Report all lines holding "Faizal".

+--

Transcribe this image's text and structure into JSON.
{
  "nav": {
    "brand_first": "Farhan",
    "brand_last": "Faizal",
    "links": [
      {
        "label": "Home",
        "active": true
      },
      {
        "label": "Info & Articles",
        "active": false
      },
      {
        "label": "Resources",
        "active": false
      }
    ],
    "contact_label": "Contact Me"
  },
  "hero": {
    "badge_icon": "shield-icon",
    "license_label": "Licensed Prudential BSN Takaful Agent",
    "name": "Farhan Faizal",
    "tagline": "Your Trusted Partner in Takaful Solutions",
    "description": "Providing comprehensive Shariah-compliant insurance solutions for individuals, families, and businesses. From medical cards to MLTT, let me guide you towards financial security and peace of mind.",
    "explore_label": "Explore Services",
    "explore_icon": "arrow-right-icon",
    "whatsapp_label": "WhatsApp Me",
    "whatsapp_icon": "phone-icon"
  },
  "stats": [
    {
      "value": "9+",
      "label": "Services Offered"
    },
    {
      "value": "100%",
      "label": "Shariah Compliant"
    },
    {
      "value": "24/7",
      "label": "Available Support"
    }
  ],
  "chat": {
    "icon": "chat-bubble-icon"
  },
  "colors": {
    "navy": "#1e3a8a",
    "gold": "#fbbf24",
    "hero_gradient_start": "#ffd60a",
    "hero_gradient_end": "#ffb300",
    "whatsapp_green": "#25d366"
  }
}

+--

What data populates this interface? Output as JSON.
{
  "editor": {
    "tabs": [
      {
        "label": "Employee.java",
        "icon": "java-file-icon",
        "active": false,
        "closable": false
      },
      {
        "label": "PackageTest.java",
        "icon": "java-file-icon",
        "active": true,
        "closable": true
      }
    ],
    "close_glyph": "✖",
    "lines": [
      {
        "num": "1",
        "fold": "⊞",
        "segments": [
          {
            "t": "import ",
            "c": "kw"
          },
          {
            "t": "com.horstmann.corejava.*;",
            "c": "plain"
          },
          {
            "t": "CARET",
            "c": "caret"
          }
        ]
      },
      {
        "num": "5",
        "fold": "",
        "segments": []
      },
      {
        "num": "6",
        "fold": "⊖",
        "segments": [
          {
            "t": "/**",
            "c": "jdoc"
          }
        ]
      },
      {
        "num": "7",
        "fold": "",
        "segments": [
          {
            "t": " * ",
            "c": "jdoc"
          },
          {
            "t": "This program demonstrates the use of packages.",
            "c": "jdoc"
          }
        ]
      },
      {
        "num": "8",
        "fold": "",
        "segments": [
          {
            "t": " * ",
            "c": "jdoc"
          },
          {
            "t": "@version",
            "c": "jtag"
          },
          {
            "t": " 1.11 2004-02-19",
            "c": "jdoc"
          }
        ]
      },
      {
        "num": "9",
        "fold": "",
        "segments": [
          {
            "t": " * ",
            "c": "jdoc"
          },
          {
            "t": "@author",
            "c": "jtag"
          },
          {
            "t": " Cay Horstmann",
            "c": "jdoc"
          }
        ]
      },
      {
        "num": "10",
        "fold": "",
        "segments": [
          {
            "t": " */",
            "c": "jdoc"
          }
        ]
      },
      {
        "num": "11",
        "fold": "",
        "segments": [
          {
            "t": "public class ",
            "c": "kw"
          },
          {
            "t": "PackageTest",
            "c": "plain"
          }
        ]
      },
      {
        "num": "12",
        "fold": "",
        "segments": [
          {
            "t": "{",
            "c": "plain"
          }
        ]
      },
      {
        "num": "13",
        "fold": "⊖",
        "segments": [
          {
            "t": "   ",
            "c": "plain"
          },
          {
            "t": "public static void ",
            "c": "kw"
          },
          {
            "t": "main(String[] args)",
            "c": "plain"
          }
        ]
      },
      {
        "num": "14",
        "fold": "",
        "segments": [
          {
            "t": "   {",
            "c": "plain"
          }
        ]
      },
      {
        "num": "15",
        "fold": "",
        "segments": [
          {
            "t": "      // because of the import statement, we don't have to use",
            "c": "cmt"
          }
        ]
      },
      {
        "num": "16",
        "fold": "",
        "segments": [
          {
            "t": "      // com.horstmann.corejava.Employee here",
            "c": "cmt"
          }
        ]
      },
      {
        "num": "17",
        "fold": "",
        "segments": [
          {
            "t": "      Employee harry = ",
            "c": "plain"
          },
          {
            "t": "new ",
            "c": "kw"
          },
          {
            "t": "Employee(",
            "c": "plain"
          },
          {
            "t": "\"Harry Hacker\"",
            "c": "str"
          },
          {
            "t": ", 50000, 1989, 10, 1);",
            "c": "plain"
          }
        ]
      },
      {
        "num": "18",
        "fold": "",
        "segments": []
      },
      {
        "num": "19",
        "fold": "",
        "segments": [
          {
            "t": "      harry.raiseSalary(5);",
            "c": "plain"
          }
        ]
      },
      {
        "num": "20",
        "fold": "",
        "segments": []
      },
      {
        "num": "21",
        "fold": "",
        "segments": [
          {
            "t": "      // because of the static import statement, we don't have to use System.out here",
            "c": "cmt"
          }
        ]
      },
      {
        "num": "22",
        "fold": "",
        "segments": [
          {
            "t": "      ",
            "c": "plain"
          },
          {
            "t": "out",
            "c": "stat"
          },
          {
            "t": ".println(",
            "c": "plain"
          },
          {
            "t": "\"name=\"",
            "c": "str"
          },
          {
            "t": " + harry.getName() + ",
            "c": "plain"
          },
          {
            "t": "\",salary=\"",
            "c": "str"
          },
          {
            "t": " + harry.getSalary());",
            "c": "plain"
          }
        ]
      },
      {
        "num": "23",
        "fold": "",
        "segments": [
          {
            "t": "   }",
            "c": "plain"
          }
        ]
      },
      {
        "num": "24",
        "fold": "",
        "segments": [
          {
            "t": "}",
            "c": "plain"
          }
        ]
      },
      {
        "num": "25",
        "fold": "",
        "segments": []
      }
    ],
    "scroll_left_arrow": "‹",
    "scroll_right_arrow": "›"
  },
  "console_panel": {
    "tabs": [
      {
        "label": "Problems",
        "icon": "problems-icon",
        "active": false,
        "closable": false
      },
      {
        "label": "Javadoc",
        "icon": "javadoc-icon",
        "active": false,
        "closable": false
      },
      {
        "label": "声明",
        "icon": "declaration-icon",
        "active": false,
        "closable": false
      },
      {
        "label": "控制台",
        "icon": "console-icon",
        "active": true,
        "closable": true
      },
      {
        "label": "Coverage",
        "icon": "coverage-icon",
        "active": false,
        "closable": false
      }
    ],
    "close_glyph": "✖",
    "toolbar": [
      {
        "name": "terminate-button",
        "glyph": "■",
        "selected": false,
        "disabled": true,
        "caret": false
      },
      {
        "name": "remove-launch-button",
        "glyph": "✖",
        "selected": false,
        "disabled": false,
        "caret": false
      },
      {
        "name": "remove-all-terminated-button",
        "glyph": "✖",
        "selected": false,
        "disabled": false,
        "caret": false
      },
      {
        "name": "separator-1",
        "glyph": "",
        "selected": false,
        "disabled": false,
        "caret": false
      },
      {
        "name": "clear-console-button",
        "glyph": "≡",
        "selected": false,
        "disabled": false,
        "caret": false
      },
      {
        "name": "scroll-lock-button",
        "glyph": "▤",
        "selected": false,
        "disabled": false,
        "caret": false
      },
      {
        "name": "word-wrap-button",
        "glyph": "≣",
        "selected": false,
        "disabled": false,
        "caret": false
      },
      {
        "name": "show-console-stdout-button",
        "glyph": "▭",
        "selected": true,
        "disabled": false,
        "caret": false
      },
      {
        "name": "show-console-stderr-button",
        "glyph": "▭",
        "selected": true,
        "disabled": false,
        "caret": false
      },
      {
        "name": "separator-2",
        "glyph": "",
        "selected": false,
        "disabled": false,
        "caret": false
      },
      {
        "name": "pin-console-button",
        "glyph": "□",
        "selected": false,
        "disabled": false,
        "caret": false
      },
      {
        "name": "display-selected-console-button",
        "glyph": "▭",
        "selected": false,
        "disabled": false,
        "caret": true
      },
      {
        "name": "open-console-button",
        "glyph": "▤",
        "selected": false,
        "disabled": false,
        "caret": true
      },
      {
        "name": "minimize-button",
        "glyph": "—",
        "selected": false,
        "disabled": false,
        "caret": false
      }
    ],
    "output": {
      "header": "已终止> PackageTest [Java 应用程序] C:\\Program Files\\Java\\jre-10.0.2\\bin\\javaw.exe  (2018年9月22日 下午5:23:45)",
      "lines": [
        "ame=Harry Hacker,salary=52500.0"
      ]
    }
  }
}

+--

**In response**
    "brand_last": "Faizal",
    "name": "Farhan Faizal",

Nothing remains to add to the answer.